### [Data items]
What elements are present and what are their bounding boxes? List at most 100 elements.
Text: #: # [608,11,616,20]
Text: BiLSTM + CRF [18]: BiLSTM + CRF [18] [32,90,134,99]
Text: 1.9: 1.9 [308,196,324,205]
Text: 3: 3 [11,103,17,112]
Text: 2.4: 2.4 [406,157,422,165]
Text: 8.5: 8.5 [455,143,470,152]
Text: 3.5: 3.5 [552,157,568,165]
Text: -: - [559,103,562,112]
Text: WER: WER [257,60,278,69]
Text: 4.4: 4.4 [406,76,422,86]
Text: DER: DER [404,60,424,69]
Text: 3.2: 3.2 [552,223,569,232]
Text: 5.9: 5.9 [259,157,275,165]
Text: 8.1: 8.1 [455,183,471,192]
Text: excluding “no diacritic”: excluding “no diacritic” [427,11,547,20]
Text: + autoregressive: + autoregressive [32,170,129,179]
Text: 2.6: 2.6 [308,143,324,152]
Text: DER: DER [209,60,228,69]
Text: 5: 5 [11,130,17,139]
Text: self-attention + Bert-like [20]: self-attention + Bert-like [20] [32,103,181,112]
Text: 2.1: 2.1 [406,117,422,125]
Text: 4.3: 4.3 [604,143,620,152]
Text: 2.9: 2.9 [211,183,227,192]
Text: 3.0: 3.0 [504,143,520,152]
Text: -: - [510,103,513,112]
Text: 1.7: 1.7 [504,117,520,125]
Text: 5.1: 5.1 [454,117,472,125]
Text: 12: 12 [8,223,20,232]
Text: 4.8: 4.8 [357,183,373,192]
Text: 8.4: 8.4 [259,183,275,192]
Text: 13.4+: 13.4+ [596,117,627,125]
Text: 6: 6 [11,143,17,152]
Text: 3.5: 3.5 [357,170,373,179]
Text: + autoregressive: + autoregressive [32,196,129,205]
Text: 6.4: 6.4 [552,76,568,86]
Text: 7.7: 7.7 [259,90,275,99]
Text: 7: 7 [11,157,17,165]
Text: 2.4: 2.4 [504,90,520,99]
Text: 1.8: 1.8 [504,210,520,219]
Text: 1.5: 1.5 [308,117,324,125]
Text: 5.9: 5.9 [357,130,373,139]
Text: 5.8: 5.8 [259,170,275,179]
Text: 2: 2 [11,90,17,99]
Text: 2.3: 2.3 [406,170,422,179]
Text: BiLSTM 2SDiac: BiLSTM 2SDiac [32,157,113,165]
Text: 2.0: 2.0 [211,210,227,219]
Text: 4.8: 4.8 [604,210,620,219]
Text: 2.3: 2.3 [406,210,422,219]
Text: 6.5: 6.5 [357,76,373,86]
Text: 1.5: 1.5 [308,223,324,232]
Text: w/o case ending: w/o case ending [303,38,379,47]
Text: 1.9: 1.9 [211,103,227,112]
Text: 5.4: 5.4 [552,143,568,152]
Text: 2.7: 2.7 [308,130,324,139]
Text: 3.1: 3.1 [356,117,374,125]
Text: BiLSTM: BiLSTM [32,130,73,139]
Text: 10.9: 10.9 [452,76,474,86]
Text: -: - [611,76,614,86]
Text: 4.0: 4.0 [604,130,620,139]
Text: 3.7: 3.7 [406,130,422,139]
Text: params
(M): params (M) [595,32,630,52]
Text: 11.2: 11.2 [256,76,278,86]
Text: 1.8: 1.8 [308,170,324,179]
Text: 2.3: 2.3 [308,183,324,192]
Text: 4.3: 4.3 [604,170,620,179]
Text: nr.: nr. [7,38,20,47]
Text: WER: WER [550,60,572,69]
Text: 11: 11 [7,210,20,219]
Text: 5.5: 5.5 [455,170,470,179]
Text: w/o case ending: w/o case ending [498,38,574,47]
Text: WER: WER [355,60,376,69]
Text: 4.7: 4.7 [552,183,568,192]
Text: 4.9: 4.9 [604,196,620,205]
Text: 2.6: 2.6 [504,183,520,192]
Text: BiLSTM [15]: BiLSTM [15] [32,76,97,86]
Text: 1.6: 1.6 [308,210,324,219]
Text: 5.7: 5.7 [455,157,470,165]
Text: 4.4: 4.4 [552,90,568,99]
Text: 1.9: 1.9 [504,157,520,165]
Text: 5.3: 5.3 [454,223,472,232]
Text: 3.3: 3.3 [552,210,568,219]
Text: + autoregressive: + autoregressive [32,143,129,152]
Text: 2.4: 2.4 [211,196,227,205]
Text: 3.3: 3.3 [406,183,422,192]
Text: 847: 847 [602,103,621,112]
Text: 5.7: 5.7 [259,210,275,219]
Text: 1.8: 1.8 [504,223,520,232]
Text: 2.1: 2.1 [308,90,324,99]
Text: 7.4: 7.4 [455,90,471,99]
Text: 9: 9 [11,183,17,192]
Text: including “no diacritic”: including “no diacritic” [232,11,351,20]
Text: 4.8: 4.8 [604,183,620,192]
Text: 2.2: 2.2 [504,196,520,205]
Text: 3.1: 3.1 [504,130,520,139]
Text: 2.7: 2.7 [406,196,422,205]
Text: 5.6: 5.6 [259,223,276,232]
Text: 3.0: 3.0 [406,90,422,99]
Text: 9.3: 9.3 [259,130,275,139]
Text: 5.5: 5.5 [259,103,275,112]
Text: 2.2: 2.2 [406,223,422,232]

### [TASK GOAL]
Quote every line of the material above word for word, from first to last.

### [WRITTEN SOLUTION]
What elements are present and what are their bounding boxes? List at most 100 elements.
Text: #: # [608,11,616,20]
Text: BiLSTM + CRF [18]: BiLSTM + CRF [18] [32,90,134,99]
Text: 1.9: 1.9 [308,196,324,205]
Text: 3: 3 [11,103,17,112]
Text: 2.4: 2.4 [406,157,422,165]
Text: 8.5: 8.5 [455,143,470,152]
Text: 3.5: 3.5 [552,157,568,165]
Text: -: - [559,103,562,112]
Text: WER: WER [257,60,278,69]
Text: 4.4: 4.4 [406,76,422,86]
Text: DER: DER [404,60,424,69]
Text: 3.2: 3.2 [552,223,569,232]
Text: 5.9: 5.9 [259,157,275,165]
Text: 8.1: 8.1 [455,183,471,192]
Text: excluding “no diacritic”: excluding “no diacritic” [427,11,547,20]
Text: + autoregressive: + autoregressive [32,170,129,179]
Text: 2.6: 2.6 [308,143,324,152]
Text: DER: DER [209,60,228,69]
Text: 5: 5 [11,130,17,139]
Text: self-attention + Bert-like [20]: self-attention + Bert-like [20] [32,103,181,112]
Text: 2.1: 2.1 [406,117,422,125]
Text: 4.3: 4.3 [604,143,620,152]
Text: 2.9: 2.9 [211,183,227,192]
Text: 3.0: 3.0 [504,143,520,152]
Text: -: - [510,103,513,112]
Text: 1.7: 1.7 [504,117,520,125]
Text: 5.1: 5.1 [454,117,472,125]
Text: 12: 12 [8,223,20,232]
Text: 4.8: 4.8 [357,183,373,192]
Text: 8.4: 8.4 [259,183,275,192]
Text: 13.4+: 13.4+ [596,117,627,125]
Text: 6: 6 [11,143,17,152]
Text: 3.5: 3.5 [357,170,373,179]
Text: + autoregressive: + autoregressive [32,196,129,205]
Text: 6.4: 6.4 [552,76,568,86]
Text: 7.7: 7.7 [259,90,275,99]
Text: 7: 7 [11,157,17,165]
Text: 2.4: 2.4 [504,90,520,99]
Text: 1.8: 1.8 [504,210,520,219]
Text: 1.5: 1.5 [308,117,324,125]
Text: 5.9: 5.9 [357,130,373,139]
Text: 5.8: 5.8 [259,170,275,179]
Text: 2: 2 [11,90,17,99]
Text: 2.3: 2.3 [406,170,422,179]
Text: BiLSTM 2SDiac: BiLSTM 2SDiac [32,157,113,165]
Text: 2.0: 2.0 [211,210,227,219]
Text: 4.8: 4.8 [604,210,620,219]
Text: 2.3: 2.3 [406,210,422,219]
Text: 6.5: 6.5 [357,76,373,86]
Text: 1.5: 1.5 [308,223,324,232]
Text: w/o case ending: w/o case ending [303,38,379,47]
Text: 1.9: 1.9 [211,103,227,112]
Text: 5.4: 5.4 [552,143,568,152]
Text: 2.7: 2.7 [308,130,324,139]
Text: 3.1: 3.1 [356,117,374,125]
Text: BiLSTM: BiLSTM [32,130,73,139]
Text: 10.9: 10.9 [452,76,474,86]
Text: -: - [611,76,614,86]
Text: 4.0: 4.0 [604,130,620,139]
Text: 3.7: 3.7 [406,130,422,139]
Text: params
(M): params (M) [595,32,630,52]
Text: 11.2: 11.2 [256,76,278,86]
Text: 1.8: 1.8 [308,170,324,179]
Text: 2.3: 2.3 [308,183,324,192]
Text: 4.3: 4.3 [604,170,620,179]
Text: nr.: nr. [7,38,20,47]
Text: WER: WER [550,60,572,69]
Text: 11: 11 [7,210,20,219]
Text: 5.5: 5.5 [455,170,470,179]
Text: w/o case ending: w/o case ending [498,38,574,47]
Text: WER: WER [355,60,376,69]
Text: 4.7: 4.7 [552,183,568,192]
Text: 4.9: 4.9 [604,196,620,205]
Text: 2.6: 2.6 [504,183,520,192]
Text: BiLSTM [15]: BiLSTM [15] [32,76,97,86]
Text: 1.6: 1.6 [308,210,324,219]
Text: 5.7: 5.7 [455,157,470,165]
Text: 4.4: 4.4 [552,90,568,99]
Text: 1.9: 1.9 [504,157,520,165]
Text: 5.3: 5.3 [454,223,472,232]
Text: 3.3: 3.3 [552,210,568,219]
Text: + autoregressive: + autoregressive [32,143,129,152]
Text: 2.4: 2.4 [211,196,227,205]
Text: 3.3: 3.3 [406,183,422,192]
Text: 847: 847 [602,103,621,112]
Text: 5.7: 5.7 [259,210,275,219]
Text: 1.8: 1.8 [504,223,520,232]
Text: 2.1: 2.1 [308,90,324,99]
Text: 7.4: 7.4 [455,90,471,99]
Text: 9: 9 [11,183,17,192]
Text: including “no diacritic”: including “no diacritic” [232,11,351,20]
Text: 4.8: 4.8 [604,183,620,192]
Text: 2.2: 2.2 [504,196,520,205]
Text: 3.1: 3.1 [504,130,520,139]
Text: 2.7: 2.7 [406,196,422,205]
Text: 5.6: 5.6 [259,223,276,232]
Text: 3.0: 3.0 [406,90,422,99]
Text: 9.3: 9.3 [259,130,275,139]
Text: 5.5: 5.5 [259,103,275,112]
Text: 2.2: 2.2 [406,223,422,232]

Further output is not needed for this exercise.